WHAT THIS TASK INVOLVES
Everything in the listing should be restated word for word.

DATA LINES
— START —

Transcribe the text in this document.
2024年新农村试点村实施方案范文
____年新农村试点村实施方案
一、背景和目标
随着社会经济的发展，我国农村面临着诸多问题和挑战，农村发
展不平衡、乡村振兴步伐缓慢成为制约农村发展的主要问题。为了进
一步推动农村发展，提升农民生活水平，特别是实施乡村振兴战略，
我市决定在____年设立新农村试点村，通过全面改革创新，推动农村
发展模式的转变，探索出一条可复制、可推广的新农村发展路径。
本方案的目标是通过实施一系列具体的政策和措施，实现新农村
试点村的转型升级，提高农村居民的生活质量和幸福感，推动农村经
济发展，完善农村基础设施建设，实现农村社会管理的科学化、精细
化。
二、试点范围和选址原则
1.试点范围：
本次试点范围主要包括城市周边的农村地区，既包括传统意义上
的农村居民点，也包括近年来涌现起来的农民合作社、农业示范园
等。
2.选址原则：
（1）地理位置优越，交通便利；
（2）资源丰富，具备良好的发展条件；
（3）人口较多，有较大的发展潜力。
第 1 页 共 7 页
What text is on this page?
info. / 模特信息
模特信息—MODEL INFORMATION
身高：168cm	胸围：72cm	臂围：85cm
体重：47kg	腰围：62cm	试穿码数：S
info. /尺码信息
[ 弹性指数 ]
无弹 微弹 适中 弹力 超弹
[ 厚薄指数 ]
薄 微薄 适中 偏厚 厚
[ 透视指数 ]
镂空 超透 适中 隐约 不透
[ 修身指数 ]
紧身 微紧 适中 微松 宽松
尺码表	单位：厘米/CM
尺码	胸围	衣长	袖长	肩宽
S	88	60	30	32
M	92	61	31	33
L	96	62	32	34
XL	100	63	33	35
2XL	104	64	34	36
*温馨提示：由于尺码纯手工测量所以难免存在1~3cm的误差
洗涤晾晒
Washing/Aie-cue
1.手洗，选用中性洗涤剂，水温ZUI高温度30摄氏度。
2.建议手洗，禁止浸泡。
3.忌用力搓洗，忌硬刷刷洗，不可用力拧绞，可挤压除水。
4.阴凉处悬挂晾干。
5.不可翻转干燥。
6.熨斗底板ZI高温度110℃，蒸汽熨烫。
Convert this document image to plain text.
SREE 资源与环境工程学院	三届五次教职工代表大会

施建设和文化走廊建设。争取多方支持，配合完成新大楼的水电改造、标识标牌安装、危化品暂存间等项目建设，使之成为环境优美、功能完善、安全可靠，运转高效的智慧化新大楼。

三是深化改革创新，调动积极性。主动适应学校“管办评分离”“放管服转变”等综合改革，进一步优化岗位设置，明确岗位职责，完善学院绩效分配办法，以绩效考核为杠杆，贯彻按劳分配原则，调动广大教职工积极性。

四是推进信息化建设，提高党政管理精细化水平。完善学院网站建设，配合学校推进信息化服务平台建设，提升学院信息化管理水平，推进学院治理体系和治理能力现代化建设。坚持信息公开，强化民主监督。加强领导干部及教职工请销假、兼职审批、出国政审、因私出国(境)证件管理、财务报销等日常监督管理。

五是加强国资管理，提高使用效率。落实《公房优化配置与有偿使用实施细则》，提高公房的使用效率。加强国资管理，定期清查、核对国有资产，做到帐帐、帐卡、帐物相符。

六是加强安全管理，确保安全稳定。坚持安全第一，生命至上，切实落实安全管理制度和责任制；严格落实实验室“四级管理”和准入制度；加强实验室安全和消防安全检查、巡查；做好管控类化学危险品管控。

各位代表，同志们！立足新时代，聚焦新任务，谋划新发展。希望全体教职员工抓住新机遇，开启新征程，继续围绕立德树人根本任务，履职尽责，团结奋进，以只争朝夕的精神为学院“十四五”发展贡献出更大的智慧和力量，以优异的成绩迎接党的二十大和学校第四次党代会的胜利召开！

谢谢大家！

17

— END —

EXERCISE RESPONSE
Transcribe the text in this document.
2024年新农村试点村实施方案范文
____年新农村试点村实施方案
一、背景和目标
随着社会经济的发展，我国农村面临着诸多问题和挑战，农村发
展不平衡、乡村振兴步伐缓慢成为制约农村发展的主要问题。为了进
一步推动农村发展，提升农民生活水平，特别是实施乡村振兴战略，
我市决定在____年设立新农村试点村，通过全面改革创新，推动农村
发展模式的转变，探索出一条可复制、可推广的新农村发展路径。
本方案的目标是通过实施一系列具体的政策和措施，实现新农村
试点村的转型升级，提高农村居民的生活质量和幸福感，推动农村经
济发展，完善农村基础设施建设，实现农村社会管理的科学化、精细
化。
二、试点范围和选址原则
1.试点范围：
本次试点范围主要包括城市周边的农村地区，既包括传统意义上
的农村居民点，也包括近年来涌现起来的农民合作社、农业示范园
等。
2.选址原则：
（1）地理位置优越，交通便利；
（2）资源丰富，具备良好的发展条件；
（3）人口较多，有较大的发展潜力。
第 1 页 共 7 页
What text is on this page?
info. / 模特信息
模特信息—MODEL INFORMATION
身高：168cm	胸围：72cm	臂围：85cm
体重：47kg	腰围：62cm	试穿码数：S
info. /尺码信息
[ 弹性指数 ]
无弹 微弹 适中 弹力 超弹
[ 厚薄指数 ]
薄 微薄 适中 偏厚 厚
[ 透视指数 ]
镂空 超透 适中 隐约 不透
[ 修身指数 ]
紧身 微紧 适中 微松 宽松
尺码表	单位：厘米/CM
尺码	胸围	衣长	袖长	肩宽
S	88	60	30	32
M	92	61	31	33
L	96	62	32	34
XL	100	63	33	35
2XL	104	64	34	36
*温馨提示：由于尺码纯手工测量所以难免存在1~3cm的误差
洗涤晾晒
Washing/Aie-cue
1.手洗，选用中性洗涤剂，水温ZUI高温度30摄氏度。
2.建议手洗，禁止浸泡。
3.忌用力搓洗，忌硬刷刷洗，不可用力拧绞，可挤压除水。
4.阴凉处悬挂晾干。
5.不可翻转干燥。
6.熨斗底板ZI高温度110℃，蒸汽熨烫。
Convert this document image to plain text.
SREE 资源与环境工程学院	三届五次教职工代表大会

施建设和文化走廊建设。争取多方支持，配合完成新大楼的水电改造、标识标牌安装、危化品暂存间等项目建设，使之成为环境优美、功能完善、安全可靠，运转高效的智慧化新大楼。

三是深化改革创新，调动积极性。主动适应学校“管办评分离”“放管服转变”等综合改革，进一步优化岗位设置，明确岗位职责，完善学院绩效分配办法，以绩效考核为杠杆，贯彻按劳分配原则，调动广大教职工积极性。

四是推进信息化建设，提高党政管理精细化水平。完善学院网站建设，配合学校推进信息化服务平台建设，提升学院信息化管理水平，推进学院治理体系和治理能力现代化建设。坚持信息公开，强化民主监督。加强领导干部及教职工请销假、兼职审批、出国政审、因私出国(境)证件管理、财务报销等日常监督管理。

五是加强国资管理，提高使用效率。落实《公房优化配置与有偿使用实施细则》，提高公房的使用效率。加强国资管理，定期清查、核对国有资产，做到帐帐、帐卡、帐物相符。

六是加强安全管理，确保安全稳定。坚持安全第一，生命至上，切实落实安全管理制度和责任制；严格落实实验室“四级管理”和准入制度；加强实验室安全和消防安全检查、巡查；做好管控类化学危险品管控。

各位代表，同志们！立足新时代，聚焦新任务，谋划新发展。希望全体教职员工抓住新机遇，开启新征程，继续围绕立德树人根本任务，履职尽责，团结奋进，以只争朝夕的精神为学院“十四五”发展贡献出更大的智慧和力量，以优异的成绩迎接党的二十大和学校第四次党代会的胜利召开！

谢谢大家！

17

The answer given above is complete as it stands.